- TASK TO COMPLETE:
Keep every line where the word "imposed" appears; drop the rest.

- RECORDS FOR THIS EXERCISE:
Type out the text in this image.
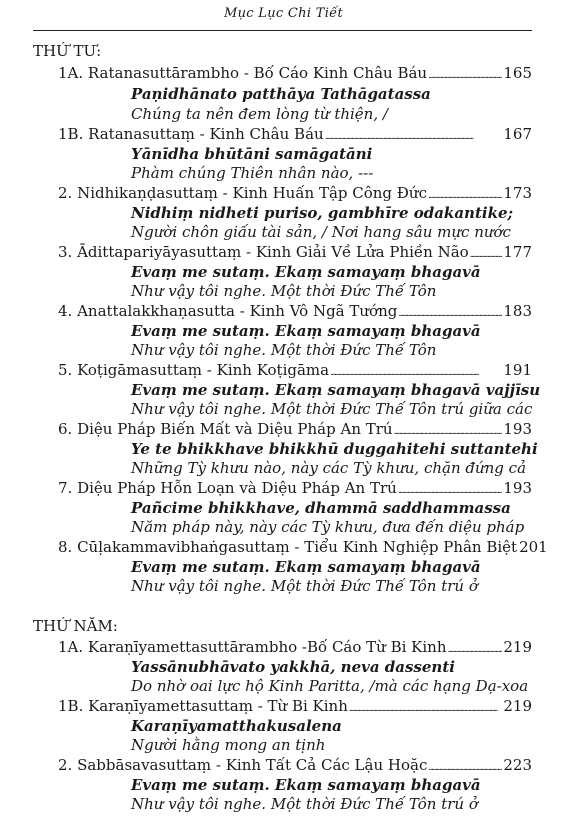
Mục Lục Chi Tiết
THỨ TƯ:
1A. Ratanasuttārambho - Bố Cáo Kinh Châu Báu . . .	165
Paṇidhānato patthāya Tathāgatassa
Chúng ta nên đem lòng từ thiện, /
1B. Ratanasuttaṃ - Kinh Châu Báu . . .	167
Yānīdha bhūtāni samāgatāni
Phàm chúng Thiên nhân nào, ---
2. Nidhikaṇḍasuttaṃ - Kinh Huấn Tập Công Đức . . .	173
Nidhiṃ nidheti puriso, gambhīre odakantike;
Người chôn giấu tài sản, / Nơi hang sâu mực nước
3. Ādittapariyāyasuttaṃ - Kinh Giải Về Lửa Phiền Não . . . 177
Evaṃ me sutaṃ. Ekaṃ samayaṃ bhagavā
Như vậy tôi nghe. Một thời Đức Thế Tôn
4. Anattalakkhaṇasutta - Kinh Vô Ngã Tướng . . .	183
Evaṃ me sutaṃ. Ekaṃ samayaṃ bhagavā
Như vậy tôi nghe. Một thời Đức Thế Tôn
5. Koṭigāmasuttaṃ - Kinh Koṭigāma . . .	191
Evaṃ me sutaṃ. Ekaṃ samayaṃ bhagavā vajjīsu
Như vậy tôi nghe. Một thời Đức Thế Tôn trú giữa các
6. Diệu Pháp Biến Mất và Diệu Pháp An Trú . . .	193
Ye te bhikkhave bhikkhū duggahitehi suttantehi
Những Tỳ khưu nào, này các Tỳ khưu, chặn đứng cả
7. Diệu Pháp Hỗn Loạn và Diệu Pháp An Trú . . .	193
Pañcime bhikkhave, dhammā saddhammassa
Năm pháp này, này các Tỳ khưu, đưa đến diệu pháp
8. Cūḷakammavibhaṅgasuttaṃ - Tiểu Kinh Nghiệp Phân Biệt 201
Evaṃ me sutaṃ. Ekaṃ samayaṃ bhagavā
Như vậy tôi nghe. Một thời Đức Thế Tôn trú ở
THỨ NĂM:
1A. Karaṇīyamettasuttārambho -Bố Cáo Từ Bi Kinh . . .	219
Yassānubhāvato yakkhā, neva dassenti
Do nhờ oai lực hộ Kinh Paritta, /mà các hạng Dạ-xoa
1B. Karaṇīyamettasuttaṃ - Từ Bi Kinh . . .	219
Karaṇīyamatthakusalena
Người hằng mong an tịnh
2. Sabbāsavasuttaṃ - Kinh Tất Cả Các Lậu Hoặc . . .	223
Evaṃ me sutaṃ. Ekaṃ samayaṃ bhagavā
Như vậy tôi nghe. Một thời Đức Thế Tôn trú ở
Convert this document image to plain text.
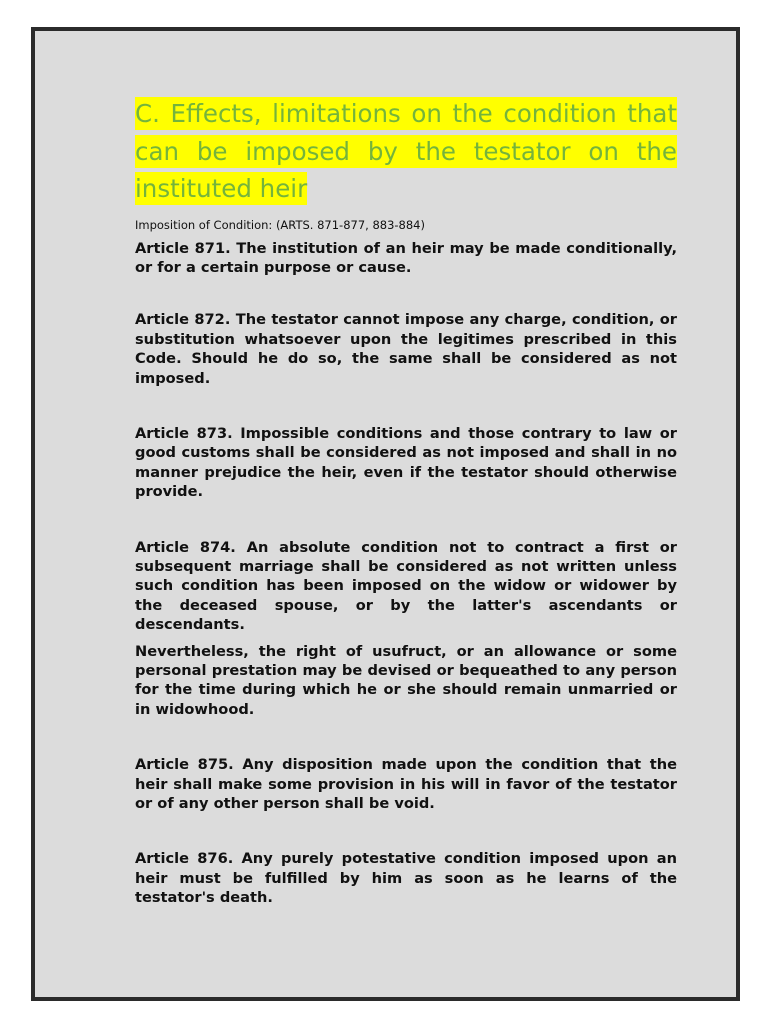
C. Effects, limitations on the condition that can be imposed by the testator on the instituted heir

Imposition of Condition: (ARTS. 871-877, 883-884)

Article 871. The institution of an heir may be made conditionally, or for a certain purpose or cause.

Article 872. The testator cannot impose any charge, condition, or substitution whatsoever upon the legitimes prescribed in this Code. Should he do so, the same shall be considered as not imposed.

Article 873. Impossible conditions and those contrary to law or good customs shall be considered as not imposed and shall in no manner prejudice the heir, even if the testator should otherwise provide.

Article 874. An absolute condition not to contract a first or subsequent marriage shall be considered as not written unless such condition has been imposed on the widow or widower by the deceased spouse, or by the latter's ascendants or descendants.

Nevertheless, the right of usufruct, or an allowance or some personal prestation may be devised or bequeathed to any person for the time during which he or she should remain unmarried or in widowhood.

Article 875. Any disposition made upon the condition that the heir shall make some provision in his will in favor of the testator or of any other person shall be void.

Article 876. Any purely potestative condition imposed upon an heir must be fulfilled by him as soon as he learns of the testator's death.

- WRITTEN SOLUTION:
C. Effects, limitations on the condition that can be imposed by the testator on the instituted heir
Article 872. The testator cannot impose any charge, condition, or substitution whatsoever upon the legitimes prescribed in this Code. Should he do so, the same shall be considered as not imposed.
Article 873. Impossible conditions and those contrary to law or good customs shall be considered as not imposed and shall in no manner prejudice the heir, even if the testator should otherwise provide.
Article 874. An absolute condition not to contract a first or subsequent marriage shall be considered as not written unless such condition has been imposed on the widow or widower by the deceased spouse, or by the latter's ascendants or descendants.
Article 876. Any purely potestative condition imposed upon an heir must be fulfilled by him as soon as he learns of the testator's death.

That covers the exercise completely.